## Exercise directions
Repeat the entries word for word, from the very first line up to and including the line with "minimize-icon[interactable] bbox=[902, 9, 916, 23]".

--- Start of Input ---

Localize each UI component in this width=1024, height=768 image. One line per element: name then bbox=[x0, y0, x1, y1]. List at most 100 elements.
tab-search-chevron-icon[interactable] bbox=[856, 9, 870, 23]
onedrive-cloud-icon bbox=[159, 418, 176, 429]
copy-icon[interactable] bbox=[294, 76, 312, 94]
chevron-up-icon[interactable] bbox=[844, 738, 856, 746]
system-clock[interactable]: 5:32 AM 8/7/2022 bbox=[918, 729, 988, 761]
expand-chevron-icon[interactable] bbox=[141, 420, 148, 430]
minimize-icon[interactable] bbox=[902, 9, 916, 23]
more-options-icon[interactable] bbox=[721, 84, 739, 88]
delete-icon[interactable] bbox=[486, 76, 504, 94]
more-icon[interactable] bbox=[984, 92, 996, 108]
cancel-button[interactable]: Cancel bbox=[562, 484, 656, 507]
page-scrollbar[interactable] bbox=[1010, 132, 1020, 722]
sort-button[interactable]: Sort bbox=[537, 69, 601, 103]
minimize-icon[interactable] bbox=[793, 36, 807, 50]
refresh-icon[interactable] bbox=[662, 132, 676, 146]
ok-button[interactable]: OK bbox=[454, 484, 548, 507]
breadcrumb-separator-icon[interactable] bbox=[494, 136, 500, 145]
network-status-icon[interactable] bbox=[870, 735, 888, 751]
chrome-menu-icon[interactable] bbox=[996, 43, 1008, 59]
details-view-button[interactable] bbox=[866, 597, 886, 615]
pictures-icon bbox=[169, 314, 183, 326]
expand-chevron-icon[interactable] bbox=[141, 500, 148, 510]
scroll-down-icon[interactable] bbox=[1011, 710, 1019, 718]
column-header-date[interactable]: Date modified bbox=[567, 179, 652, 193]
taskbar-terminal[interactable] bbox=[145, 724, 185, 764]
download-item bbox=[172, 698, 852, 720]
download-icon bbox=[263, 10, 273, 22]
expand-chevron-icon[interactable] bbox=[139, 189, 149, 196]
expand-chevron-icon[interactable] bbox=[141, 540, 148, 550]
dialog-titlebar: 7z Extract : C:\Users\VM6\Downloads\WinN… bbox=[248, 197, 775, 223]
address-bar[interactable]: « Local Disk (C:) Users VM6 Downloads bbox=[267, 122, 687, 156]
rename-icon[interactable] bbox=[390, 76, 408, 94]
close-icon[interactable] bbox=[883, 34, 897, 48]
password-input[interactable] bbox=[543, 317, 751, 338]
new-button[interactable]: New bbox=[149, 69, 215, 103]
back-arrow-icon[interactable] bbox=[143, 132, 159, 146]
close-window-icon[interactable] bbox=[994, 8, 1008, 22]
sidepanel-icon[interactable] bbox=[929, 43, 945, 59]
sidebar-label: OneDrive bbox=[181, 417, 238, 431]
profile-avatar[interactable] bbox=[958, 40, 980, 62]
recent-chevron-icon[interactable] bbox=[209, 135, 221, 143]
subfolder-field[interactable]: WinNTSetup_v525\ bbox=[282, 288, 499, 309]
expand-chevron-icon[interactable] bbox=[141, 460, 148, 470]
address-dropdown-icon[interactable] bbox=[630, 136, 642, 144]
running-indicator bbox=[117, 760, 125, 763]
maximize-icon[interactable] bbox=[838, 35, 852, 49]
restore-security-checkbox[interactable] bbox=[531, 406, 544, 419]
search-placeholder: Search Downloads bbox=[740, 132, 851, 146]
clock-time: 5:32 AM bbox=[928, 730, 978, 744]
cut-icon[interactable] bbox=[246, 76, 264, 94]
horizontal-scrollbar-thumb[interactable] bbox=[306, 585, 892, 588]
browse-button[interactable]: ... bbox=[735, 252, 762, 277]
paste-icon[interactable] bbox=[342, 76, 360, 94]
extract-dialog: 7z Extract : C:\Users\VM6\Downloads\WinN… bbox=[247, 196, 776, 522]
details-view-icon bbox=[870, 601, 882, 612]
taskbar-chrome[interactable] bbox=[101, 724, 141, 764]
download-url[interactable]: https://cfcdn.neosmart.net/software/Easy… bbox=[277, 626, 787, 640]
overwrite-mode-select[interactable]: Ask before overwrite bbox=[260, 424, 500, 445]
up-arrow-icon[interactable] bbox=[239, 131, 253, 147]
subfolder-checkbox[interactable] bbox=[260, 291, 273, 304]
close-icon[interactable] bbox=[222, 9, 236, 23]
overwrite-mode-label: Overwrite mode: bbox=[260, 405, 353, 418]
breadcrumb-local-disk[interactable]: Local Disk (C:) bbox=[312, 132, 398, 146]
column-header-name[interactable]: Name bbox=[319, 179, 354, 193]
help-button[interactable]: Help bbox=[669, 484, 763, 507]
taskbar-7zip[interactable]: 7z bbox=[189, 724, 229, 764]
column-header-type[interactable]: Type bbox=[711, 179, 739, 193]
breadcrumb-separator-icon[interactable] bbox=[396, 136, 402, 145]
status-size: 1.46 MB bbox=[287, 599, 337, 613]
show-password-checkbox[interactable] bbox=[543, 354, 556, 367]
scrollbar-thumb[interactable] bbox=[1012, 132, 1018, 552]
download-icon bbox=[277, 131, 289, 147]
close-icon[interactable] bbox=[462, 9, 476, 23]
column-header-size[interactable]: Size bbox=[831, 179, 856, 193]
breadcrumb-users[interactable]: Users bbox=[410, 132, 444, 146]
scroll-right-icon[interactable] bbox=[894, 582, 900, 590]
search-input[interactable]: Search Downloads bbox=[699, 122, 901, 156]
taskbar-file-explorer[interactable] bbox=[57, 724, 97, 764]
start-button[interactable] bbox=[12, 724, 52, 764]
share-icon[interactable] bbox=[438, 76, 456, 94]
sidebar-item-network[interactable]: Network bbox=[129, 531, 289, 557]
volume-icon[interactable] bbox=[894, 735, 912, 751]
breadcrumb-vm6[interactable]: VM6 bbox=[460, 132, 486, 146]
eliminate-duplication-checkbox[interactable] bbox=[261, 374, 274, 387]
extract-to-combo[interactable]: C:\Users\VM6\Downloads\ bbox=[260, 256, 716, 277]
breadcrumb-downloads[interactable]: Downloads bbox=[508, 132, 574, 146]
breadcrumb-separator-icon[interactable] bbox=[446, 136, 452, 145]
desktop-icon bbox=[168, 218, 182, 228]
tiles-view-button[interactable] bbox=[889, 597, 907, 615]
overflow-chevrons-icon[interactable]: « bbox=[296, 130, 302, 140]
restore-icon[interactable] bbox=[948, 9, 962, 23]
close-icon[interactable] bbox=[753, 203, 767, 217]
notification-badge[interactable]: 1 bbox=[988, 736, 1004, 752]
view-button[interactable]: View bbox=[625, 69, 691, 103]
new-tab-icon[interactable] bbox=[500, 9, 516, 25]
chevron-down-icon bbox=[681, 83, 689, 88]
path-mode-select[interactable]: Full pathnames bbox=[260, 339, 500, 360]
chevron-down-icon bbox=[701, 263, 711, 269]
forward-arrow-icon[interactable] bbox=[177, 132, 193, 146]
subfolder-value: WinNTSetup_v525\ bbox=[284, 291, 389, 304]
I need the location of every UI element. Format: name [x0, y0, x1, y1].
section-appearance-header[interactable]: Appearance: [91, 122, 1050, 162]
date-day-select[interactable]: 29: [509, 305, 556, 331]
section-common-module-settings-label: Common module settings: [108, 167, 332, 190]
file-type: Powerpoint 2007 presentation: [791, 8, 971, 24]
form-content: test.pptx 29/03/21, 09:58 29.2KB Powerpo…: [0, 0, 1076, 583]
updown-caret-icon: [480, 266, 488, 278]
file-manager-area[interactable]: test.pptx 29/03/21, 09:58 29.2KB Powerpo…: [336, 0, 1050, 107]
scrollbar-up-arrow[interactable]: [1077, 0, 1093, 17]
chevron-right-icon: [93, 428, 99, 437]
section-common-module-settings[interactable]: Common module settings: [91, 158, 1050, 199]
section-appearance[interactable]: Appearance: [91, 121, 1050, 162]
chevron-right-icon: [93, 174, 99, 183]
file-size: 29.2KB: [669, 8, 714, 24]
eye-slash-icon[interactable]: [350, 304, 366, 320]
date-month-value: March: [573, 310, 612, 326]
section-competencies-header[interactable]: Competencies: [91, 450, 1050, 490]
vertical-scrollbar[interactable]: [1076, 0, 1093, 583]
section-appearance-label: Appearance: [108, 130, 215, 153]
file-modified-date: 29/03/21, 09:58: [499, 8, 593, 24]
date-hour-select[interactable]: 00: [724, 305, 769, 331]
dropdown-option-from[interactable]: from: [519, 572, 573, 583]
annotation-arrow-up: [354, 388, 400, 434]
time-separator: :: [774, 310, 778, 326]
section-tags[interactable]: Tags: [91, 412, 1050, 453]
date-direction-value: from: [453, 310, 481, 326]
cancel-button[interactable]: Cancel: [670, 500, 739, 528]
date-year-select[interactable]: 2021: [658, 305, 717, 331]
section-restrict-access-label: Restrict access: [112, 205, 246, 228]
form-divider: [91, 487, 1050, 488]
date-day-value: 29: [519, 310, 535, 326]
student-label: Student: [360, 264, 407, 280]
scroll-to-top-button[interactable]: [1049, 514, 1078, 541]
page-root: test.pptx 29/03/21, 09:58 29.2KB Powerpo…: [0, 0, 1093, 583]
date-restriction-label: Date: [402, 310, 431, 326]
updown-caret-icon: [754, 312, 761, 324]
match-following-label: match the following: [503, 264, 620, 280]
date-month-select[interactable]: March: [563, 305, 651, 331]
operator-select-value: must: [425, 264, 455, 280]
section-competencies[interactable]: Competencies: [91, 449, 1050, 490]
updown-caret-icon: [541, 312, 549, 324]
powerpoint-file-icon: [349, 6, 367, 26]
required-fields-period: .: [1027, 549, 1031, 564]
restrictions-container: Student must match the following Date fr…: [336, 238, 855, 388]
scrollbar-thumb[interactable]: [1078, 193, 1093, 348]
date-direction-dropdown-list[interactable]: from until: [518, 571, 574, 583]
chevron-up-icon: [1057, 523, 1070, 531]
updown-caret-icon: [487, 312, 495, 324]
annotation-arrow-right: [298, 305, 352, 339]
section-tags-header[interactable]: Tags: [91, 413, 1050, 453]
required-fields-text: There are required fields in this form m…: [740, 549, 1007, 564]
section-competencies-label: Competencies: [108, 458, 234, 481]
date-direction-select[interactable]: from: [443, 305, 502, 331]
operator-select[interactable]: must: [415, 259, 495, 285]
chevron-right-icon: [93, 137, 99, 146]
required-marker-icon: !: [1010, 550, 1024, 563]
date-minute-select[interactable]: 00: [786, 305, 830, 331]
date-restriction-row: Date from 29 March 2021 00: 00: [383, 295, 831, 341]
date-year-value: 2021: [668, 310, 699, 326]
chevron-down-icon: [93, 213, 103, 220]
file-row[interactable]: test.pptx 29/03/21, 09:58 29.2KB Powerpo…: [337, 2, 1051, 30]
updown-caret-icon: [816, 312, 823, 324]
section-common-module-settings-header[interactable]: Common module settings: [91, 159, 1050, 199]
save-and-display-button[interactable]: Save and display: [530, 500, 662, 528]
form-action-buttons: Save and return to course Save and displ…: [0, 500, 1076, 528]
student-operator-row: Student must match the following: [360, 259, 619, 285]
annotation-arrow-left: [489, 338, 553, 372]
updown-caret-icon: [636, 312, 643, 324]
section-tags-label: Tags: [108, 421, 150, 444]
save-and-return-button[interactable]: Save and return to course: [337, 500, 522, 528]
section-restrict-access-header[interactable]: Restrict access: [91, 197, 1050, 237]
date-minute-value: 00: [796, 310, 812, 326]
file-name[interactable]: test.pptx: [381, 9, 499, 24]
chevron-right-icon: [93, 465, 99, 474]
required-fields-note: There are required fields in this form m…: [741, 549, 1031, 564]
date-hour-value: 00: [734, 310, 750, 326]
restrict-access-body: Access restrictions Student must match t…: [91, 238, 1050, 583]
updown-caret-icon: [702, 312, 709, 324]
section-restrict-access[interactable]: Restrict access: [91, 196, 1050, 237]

--- End of Input ---

## Expected answer
Localize each UI component in this width=1024, height=768 image. One line per element: name then bbox=[x0, y0, x1, y1]. List at most 100 elements.
tab-search-chevron-icon[interactable] bbox=[856, 9, 870, 23]
onedrive-cloud-icon bbox=[159, 418, 176, 429]
copy-icon[interactable] bbox=[294, 76, 312, 94]
chevron-up-icon[interactable] bbox=[844, 738, 856, 746]
system-clock[interactable]: 5:32 AM 8/7/2022 bbox=[918, 729, 988, 761]
expand-chevron-icon[interactable] bbox=[141, 420, 148, 430]
minimize-icon[interactable] bbox=[902, 9, 916, 23]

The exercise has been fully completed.